[Data records]
▶

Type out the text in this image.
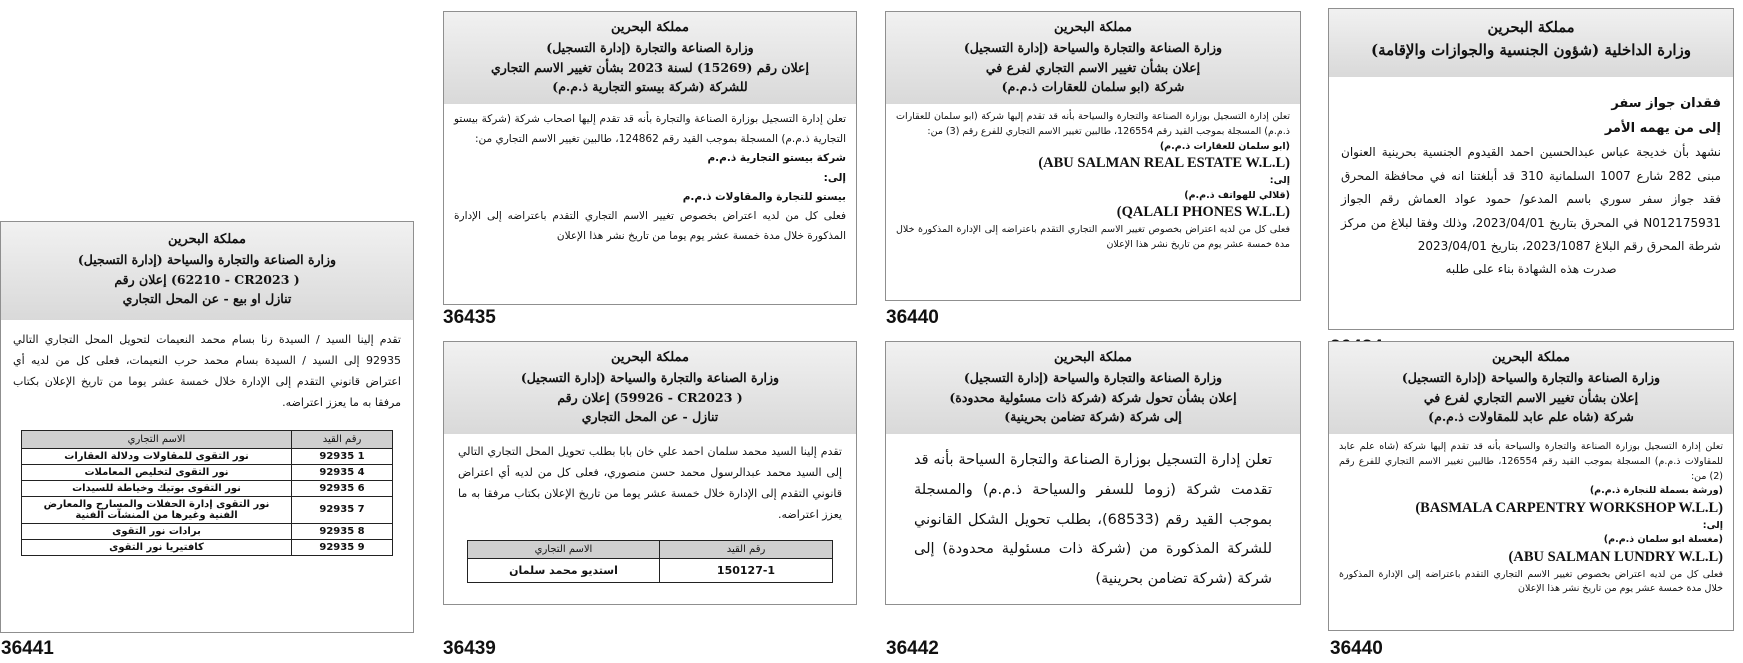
مملكة البحرين
وزارة الداخلية (شؤون الجنسية والجوازات والإقامة)

فقدان جواز سفر

إلى من يهمه الأمر

نشهد بأن خديجة عباس عبدالحسين احمد القيدوم الجنسية بحرينية العنوان مبنى 282 شارع 1007 السلمانية 310 قد أبلغتنا انه في محافظة المحرق فقد جواز سفر سوري باسم المدعو/ حمود عواد العماش رقم الجواز N012175931 في المحرق بتاريخ 2023/04/01، وذلك وفقا لبلاغ من مركز شرطة المحرق رقم البلاغ 2023/1087، بتاريخ 2023/04/01

صدرت هذه الشهادة بناء على طلبه

مملكة البحرين
وزارة الصناعة والتجارة والسياحة (إدارة التسجيل)
إعلان بشأن تغيير الاسم التجاري لفرع في
شركة (ابو سلمان للعقارات ذ.م.م)

تعلن إدارة التسجيل بوزارة الصناعة والتجارة والسياحة بأنه قد تقدم إليها شركة (ابو سلمان للعقارات ذ.م.م) المسجلة بموجب القيد رقم 126554، طالبين تغيير الاسم التجاري للفرع رقم (3) من:

(ابو سلمان للعقارات ذ.م.م)

(ABU SALMAN REAL ESTATE W.L.L)

إلى:

(قلالي للهواتف ذ.م.م)

(QALALI PHONES W.L.L)

فعلى كل من لديه اعتراض بخصوص تغيير الاسم التجاري التقدم باعتراضه إلى الإدارة المذكورة خلال مدة خمسة عشر يوم من تاريخ نشر هذا الإعلان

36440
مملكة البحرين
وزارة الصناعة والتجارة (إدارة التسجيل)
إعلان رقم (15269) لسنة 2023 بشأن تغيير الاسم التجاري
للشركة (شركة بيستو التجارية ذ.م.م)

تعلن إدارة التسجيل بوزارة الصناعة والتجارة بأنه قد تقدم إليها اصحاب شركة (شركة بيستو التجارية ذ.م.م) المسجلة بموجب القيد رقم 124862، طالبين تغيير الاسم التجاري من:

شركة بيستو التجارية ذ.م.م

إلى:

بيستو للتجارة والمقاولات ذ.م.م

فعلى كل من لديه اعتراض بخصوص تغيير الاسم التجاري التقدم باعتراضه إلى الإدارة المذكورة خلال مدة خمسة عشر يوم يوما من تاريخ نشر هذا الإعلان

36435
مملكة البحرين
وزارة الصناعة والتجارة والسياحة (إدارة التسجيل)
إعلان رقم (62210 - CR2023 )
تنازل او بيع - عن المحل التجاري

تقدم إلينا السيد / السيدة رنا بسام محمد النعيمات لتحويل المحل التجاري التالي 92935 إلى السيد / السيدة بسام محمد حرب النعيمات، فعلى كل من لديه أي اعتراض قانوني التقدم إلى الإدارة خلال خمسة عشر يوما من تاريخ الإعلان بكتاب مرفقا به ما يعزز اعتراضه.

رقم القيد	الاسم التجاري
1 92935	نور التقوى للمقاولات ودلالة العقارات
4 92935	نور التقوى لتخليص المعاملات
6 92935	نور التقوى بوتيك وخياطة للسيدات
7 92935	نور التقوى إدارة الحفلات والمسارح والمعارض الفنية وغيرها من المنشآت الفنية
8 92935	برادات نور التقوى
9 92935	كافتيريا نور التقوى
36441
مملكة البحرين
وزارة الصناعة والتجارة والسياحة (إدارة التسجيل)
إعلان رقم (59926 - CR2023 )
تنازل - عن المحل التجاري

تقدم إلينا السيد محمد سلمان احمد علي خان بابا بطلب تحويل المحل التجاري التالي إلى السيد محمد عبدالرسول محمد حسن منصوري، فعلى كل من لديه أي اعتراض قانوني التقدم إلى الإدارة خلال خمسة عشر يوما من تاريخ الإعلان بكتاب مرفقا به ما يعزز اعتراضه.

رقم القيد	الاسم التجاري
150127-1	استديو محمد سلمان
36439
مملكة البحرين
وزارة الصناعة والتجارة والسياحة (إدارة التسجيل)
إعلان بشأن تحول شركة (شركة ذات مسئولية محدودة)
إلى شركة (شركة تضامن بحرينية)

تعلن إدارة التسجيل بوزارة الصناعة والتجارة السياحة بأنه قد تقدمت شركة (زوما للسفر والسياحة ذ.م.م) والمسجلة بموجب القيد رقم (68533)، بطلب تحويل الشكل القانوني للشركة المذكورة من (شركة ذات مسئولية محدودة) إلى شركة (شركة تضامن بحرينية)

36442
مملكة البحرين
وزارة الصناعة والتجارة والسياحة (إدارة التسجيل)
إعلان بشأن تغيير الاسم التجاري لفرع في
شركة (شاه علم عابد للمقاولات ذ.م.م)

تعلن إدارة التسجيل بوزارة الصناعة والتجارة والسياحة بأنه قد تقدم إليها شركة (شاه علم عابد للمقاولات ذ.م.م) المسجلة بموجب القيد رقم 126554، طالبين تغيير الاسم التجاري للفرع رقم (2) من:

(ورشة بسملة للنجارة ذ.م.م)

(BASMALA CARPENTRY WORKSHOP W.L.L)

إلى:

(مغسلة ابو سلمان ذ.م.م)

(ABU SALMAN LUNDRY W.L.L)

فعلى كل من لديه اعتراض بخصوص تغيير الاسم التجاري التقدم باعتراضه إلى الإدارة المذكورة خلال مدة خمسة عشر يوم من تاريخ نشر هذا الإعلان

36440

◀

> _DESCRIPTION OF THE TASK_
Using the material above, report each line where "مسئولية" occurs.

> _SOLVED PROBLEM_
إعلان بشأن تحول شركة (شركة ذات مسئولية محدودة)
تعلن إدارة التسجيل بوزارة الصناعة والتجارة السياحة بأنه قد تقدمت شركة (زوما للسفر والسياحة ذ.م.م) والمسجلة بموجب القيد رقم (68533)، بطلب تحويل الشكل القانوني للشركة المذكورة من (شركة ذات مسئولية محدودة) إلى شركة (شركة تضامن بحرينية)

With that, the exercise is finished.